> _DIRECTIONS_
Give back the full material, exactly as it reads.

━━━━━━━━━━━━━━━━━━━━

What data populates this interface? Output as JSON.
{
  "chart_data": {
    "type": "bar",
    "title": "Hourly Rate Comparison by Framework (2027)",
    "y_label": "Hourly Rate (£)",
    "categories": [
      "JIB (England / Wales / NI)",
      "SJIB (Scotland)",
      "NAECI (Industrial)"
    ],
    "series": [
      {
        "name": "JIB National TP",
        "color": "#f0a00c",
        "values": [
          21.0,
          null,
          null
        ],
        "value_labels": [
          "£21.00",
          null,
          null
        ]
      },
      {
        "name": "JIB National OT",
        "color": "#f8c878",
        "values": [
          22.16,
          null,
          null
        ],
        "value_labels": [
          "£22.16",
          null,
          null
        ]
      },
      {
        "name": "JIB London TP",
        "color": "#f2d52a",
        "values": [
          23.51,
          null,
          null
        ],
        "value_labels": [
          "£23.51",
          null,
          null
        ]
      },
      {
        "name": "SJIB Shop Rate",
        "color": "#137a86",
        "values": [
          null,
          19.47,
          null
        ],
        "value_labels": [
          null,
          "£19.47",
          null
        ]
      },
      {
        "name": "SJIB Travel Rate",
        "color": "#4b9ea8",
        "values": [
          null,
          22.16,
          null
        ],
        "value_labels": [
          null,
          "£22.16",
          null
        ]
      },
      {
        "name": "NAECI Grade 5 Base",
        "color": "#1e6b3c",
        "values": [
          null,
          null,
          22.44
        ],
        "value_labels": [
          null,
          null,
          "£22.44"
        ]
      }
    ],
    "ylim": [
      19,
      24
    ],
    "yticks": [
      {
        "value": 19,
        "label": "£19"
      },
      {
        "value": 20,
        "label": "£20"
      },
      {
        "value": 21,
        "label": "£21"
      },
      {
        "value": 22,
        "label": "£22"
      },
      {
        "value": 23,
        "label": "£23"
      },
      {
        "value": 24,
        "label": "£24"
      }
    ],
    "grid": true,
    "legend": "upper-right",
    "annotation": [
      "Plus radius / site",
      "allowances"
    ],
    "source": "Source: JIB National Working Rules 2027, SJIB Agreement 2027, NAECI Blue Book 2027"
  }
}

━━━━━━━━━━━━━━━━━━━━

> _ANSWER TO THIS EXERCISE_
What data populates this interface? Output as JSON.
{
  "chart_data": {
    "type": "bar",
    "title": "Hourly Rate Comparison by Framework (2027)",
    "y_label": "Hourly Rate (£)",
    "categories": [
      "JIB (England / Wales / NI)",
      "SJIB (Scotland)",
      "NAECI (Industrial)"
    ],
    "series": [
      {
        "name": "JIB National TP",
        "color": "#f0a00c",
        "values": [
          21.0,
          null,
          null
        ],
        "value_labels": [
          "£21.00",
          null,
          null
        ]
      },
      {
        "name": "JIB National OT",
        "color": "#f8c878",
        "values": [
          22.16,
          null,
          null
        ],
        "value_labels": [
          "£22.16",
          null,
          null
        ]
      },
      {
        "name": "JIB London TP",
        "color": "#f2d52a",
        "values": [
          23.51,
          null,
          null
        ],
        "value_labels": [
          "£23.51",
          null,
          null
        ]
      },
      {
        "name": "SJIB Shop Rate",
        "color": "#137a86",
        "values": [
          null,
          19.47,
          null
        ],
        "value_labels": [
          null,
          "£19.47",
          null
        ]
      },
      {
        "name": "SJIB Travel Rate",
        "color": "#4b9ea8",
        "values": [
          null,
          22.16,
          null
        ],
        "value_labels": [
          null,
          "£22.16",
          null
        ]
      },
      {
        "name": "NAECI Grade 5 Base",
        "color": "#1e6b3c",
        "values": [
          null,
          null,
          22.44
        ],
        "value_labels": [
          null,
          null,
          "£22.44"
        ]
      }
    ],
    "ylim": [
      19,
      24
    ],
    "yticks": [
      {
        "value": 19,
        "label": "£19"
      },
      {
        "value": 20,
        "label": "£20"
      },
      {
        "value": 21,
        "label": "£21"
      },
      {
        "value": 22,
        "label": "£22"
      },
      {
        "value": 23,
        "label": "£23"
      },
      {
        "value": 24,
        "label": "£24"
      }
    ],
    "grid": true,
    "legend": "upper-right",
    "annotation": [
      "Plus radius / site",
      "allowances"
    ],
    "source": "Source: JIB National Working Rules 2027, SJIB Agreement 2027, NAECI Blue Book 2027"
  }
}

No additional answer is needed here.